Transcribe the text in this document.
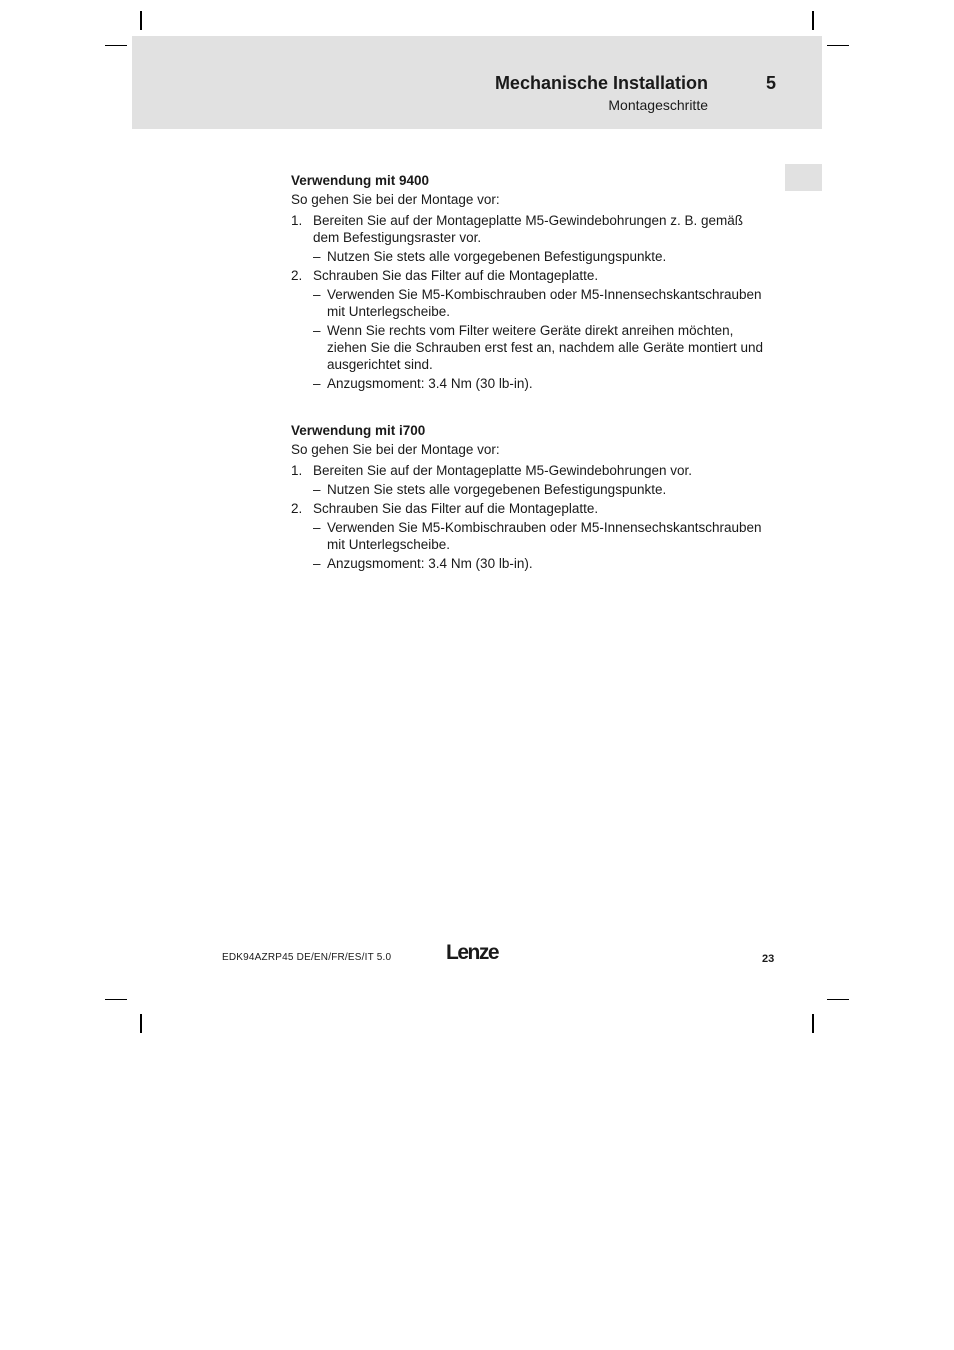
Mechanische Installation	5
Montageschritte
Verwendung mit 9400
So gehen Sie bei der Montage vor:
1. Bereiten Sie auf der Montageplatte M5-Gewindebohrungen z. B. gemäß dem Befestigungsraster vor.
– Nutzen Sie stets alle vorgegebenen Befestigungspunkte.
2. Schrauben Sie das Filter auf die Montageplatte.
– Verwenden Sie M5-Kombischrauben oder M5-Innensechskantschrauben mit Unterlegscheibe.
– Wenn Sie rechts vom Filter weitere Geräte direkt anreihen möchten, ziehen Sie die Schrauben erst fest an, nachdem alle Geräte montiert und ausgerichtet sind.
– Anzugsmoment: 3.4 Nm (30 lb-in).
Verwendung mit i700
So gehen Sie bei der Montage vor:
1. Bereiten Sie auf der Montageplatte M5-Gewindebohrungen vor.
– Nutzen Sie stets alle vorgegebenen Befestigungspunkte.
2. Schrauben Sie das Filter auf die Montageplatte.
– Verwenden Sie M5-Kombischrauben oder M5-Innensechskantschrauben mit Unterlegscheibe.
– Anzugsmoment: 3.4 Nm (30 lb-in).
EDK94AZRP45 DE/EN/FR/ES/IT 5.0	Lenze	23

## WHAT IS REQUIRED
Print the records above exactly as they stand, but leave out the pictures.

## TASK RESULT
Transcribe the text in this document.
Mechanische Installation	5
Montageschritte
Verwendung mit 9400
So gehen Sie bei der Montage vor:
1. Bereiten Sie auf der Montageplatte M5-Gewindebohrungen z. B. gemäß dem Befestigungsraster vor.
– Nutzen Sie stets alle vorgegebenen Befestigungspunkte.
2. Schrauben Sie das Filter auf die Montageplatte.
– Verwenden Sie M5-Kombischrauben oder M5-Innensechskantschrauben mit Unterlegscheibe.
– Wenn Sie rechts vom Filter weitere Geräte direkt anreihen möchten, ziehen Sie die Schrauben erst fest an, nachdem alle Geräte montiert und ausgerichtet sind.
– Anzugsmoment: 3.4 Nm (30 lb-in).
Verwendung mit i700
So gehen Sie bei der Montage vor:
1. Bereiten Sie auf der Montageplatte M5-Gewindebohrungen vor.
– Nutzen Sie stets alle vorgegebenen Befestigungspunkte.
2. Schrauben Sie das Filter auf die Montageplatte.
– Verwenden Sie M5-Kombischrauben oder M5-Innensechskantschrauben mit Unterlegscheibe.
– Anzugsmoment: 3.4 Nm (30 lb-in).
EDK94AZRP45 DE/EN/FR/ES/IT 5.0	Lenze	23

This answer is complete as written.